═══ SOURCE DATA ═══

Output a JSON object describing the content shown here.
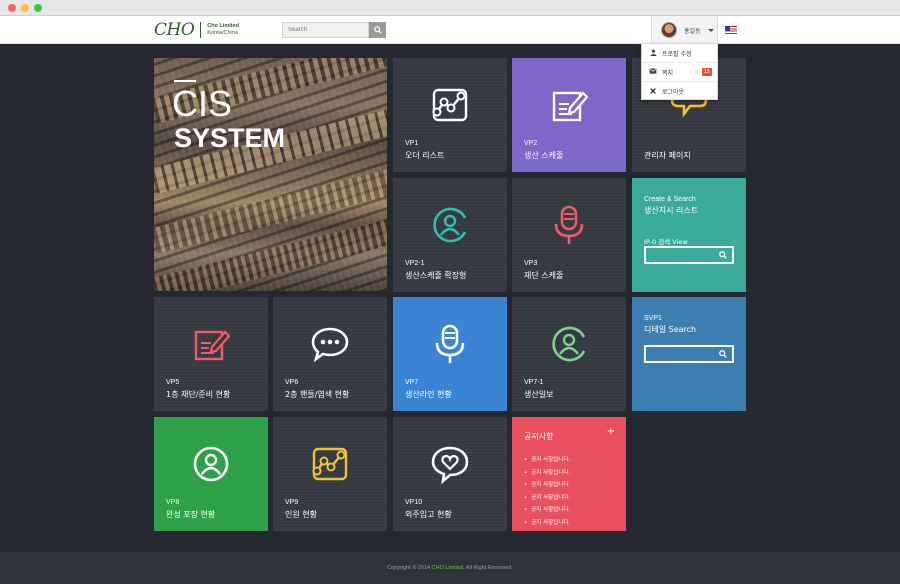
{
  "header": {
    "logo_mark": "CHO",
    "logo_name": "Cho Limited",
    "logo_sub": "Korea/China",
    "search_placeholder": "Search",
    "user_name": "홍길동"
  },
  "user_menu": {
    "items": [
      {
        "label": "프로필 수정",
        "icon": "user-icon"
      },
      {
        "label": "쪽지",
        "icon": "envelope-icon",
        "badge": "15"
      },
      {
        "label": "로그아웃",
        "icon": "close-icon"
      }
    ]
  },
  "hero": {
    "line1": "CIS",
    "line2": "SYSTEM"
  },
  "tiles": {
    "vp1": {
      "code": "VP1",
      "title": "오더 리스트"
    },
    "vp2": {
      "code": "VP2",
      "title": "생산 스케줄"
    },
    "admin": {
      "code": "",
      "title": "관리자 페이지"
    },
    "vp2_1": {
      "code": "VP2-1",
      "title": "생산스케줄 확장형"
    },
    "vp3": {
      "code": "VP3",
      "title": "재단 스케줄"
    },
    "vp5": {
      "code": "VP5",
      "title": "1층 재단/준비 현황"
    },
    "vp6": {
      "code": "VP6",
      "title": "2층 핸들/염색 현황"
    },
    "vp7": {
      "code": "VP7",
      "title": "생산라인 현황"
    },
    "vp7_1": {
      "code": "VP7-1",
      "title": "생산일보"
    },
    "vp8": {
      "code": "VP8",
      "title": "완성 포장 현황"
    },
    "vp9": {
      "code": "VP9",
      "title": "인원 현황"
    },
    "vp10": {
      "code": "VP10",
      "title": "외주입고 현황"
    }
  },
  "create_search": {
    "label1": "Create & Search",
    "label2": "생산지시 리스트",
    "label3": "IP-0 검색 View"
  },
  "svp1": {
    "code": "SVP1",
    "title": "디테일 Search"
  },
  "notice": {
    "title": "공지사항",
    "plus": "+",
    "items": [
      "공지 사항입니다.",
      "공지 사항입니다.",
      "공지 사항입니다.",
      "공지 사항입니다.",
      "공지 사항입니다.",
      "공지 사항입니다."
    ]
  },
  "footer": {
    "prefix": "Copyright © 2014 ",
    "brand": "CHO Limited",
    "suffix": ". All Right Reserved."
  },
  "colors": {
    "purple": "#7b68c8",
    "teal": "#3aaa9a",
    "blue_gray": "#3d7fb0",
    "blue": "#3a84d3",
    "green": "#2ea14a",
    "red": "#e8505f",
    "dark_tile": "#363a42",
    "icon_teal": "#2fc0a8",
    "icon_red": "#f25a6a",
    "icon_green": "#7ed28a",
    "icon_yellow": "#f2c430"
  }
}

═══

THE REQUEST – Transcribe the preceding listing in its entirety and with exact wording, leaving out pictures.

RESPONSE FOR THIS EXERCISE –
Output a JSON object describing the content shown here.
{
  "header": {
    "logo_mark": "CHO",
    "logo_name": "Cho Limited",
    "logo_sub": "Korea/China",
    "search_placeholder": "Search",
    "user_name": "홍길동"
  },
  "user_menu": {
    "items": [
      {
        "label": "프로필 수정",
        "icon": "user-icon"
      },
      {
        "label": "쪽지",
        "icon": "envelope-icon",
        "badge": "15"
      },
      {
        "label": "로그아웃",
        "icon": "close-icon"
      }
    ]
  },
  "hero": {
    "line1": "CIS",
    "line2": "SYSTEM"
  },
  "tiles": {
    "vp1": {
      "code": "VP1",
      "title": "오더 리스트"
    },
    "vp2": {
      "code": "VP2",
      "title": "생산 스케줄"
    },
    "admin": {
      "code": "",
      "title": "관리자 페이지"
    },
    "vp2_1": {
      "code": "VP2-1",
      "title": "생산스케줄 확장형"
    },
    "vp3": {
      "code": "VP3",
      "title": "재단 스케줄"
    },
    "vp5": {
      "code": "VP5",
      "title": "1층 재단/준비 현황"
    },
    "vp6": {
      "code": "VP6",
      "title": "2층 핸들/염색 현황"
    },
    "vp7": {
      "code": "VP7",
      "title": "생산라인 현황"
    },
    "vp7_1": {
      "code": "VP7-1",
      "title": "생산일보"
    },
    "vp8": {
      "code": "VP8",
      "title": "완성 포장 현황"
    },
    "vp9": {
      "code": "VP9",
      "title": "인원 현황"
    },
    "vp10": {
      "code": "VP10",
      "title": "외주입고 현황"
    }
  },
  "create_search": {
    "label1": "Create & Search",
    "label2": "생산지시 리스트",
    "label3": "IP-0 검색 View"
  },
  "svp1": {
    "code": "SVP1",
    "title": "디테일 Search"
  },
  "notice": {
    "title": "공지사항",
    "plus": "+",
    "items": [
      "공지 사항입니다.",
      "공지 사항입니다.",
      "공지 사항입니다.",
      "공지 사항입니다.",
      "공지 사항입니다.",
      "공지 사항입니다."
    ]
  },
  "footer": {
    "prefix": "Copyright © 2014 ",
    "brand": "CHO Limited",
    "suffix": ". All Right Reserved."
  },
  "colors": {
    "purple": "#7b68c8",
    "teal": "#3aaa9a",
    "blue_gray": "#3d7fb0",
    "blue": "#3a84d3",
    "green": "#2ea14a",
    "red": "#e8505f",
    "dark_tile": "#363a42",
    "icon_teal": "#2fc0a8",
    "icon_red": "#f25a6a",
    "icon_green": "#7ed28a",
    "icon_yellow": "#f2c430"
  }
}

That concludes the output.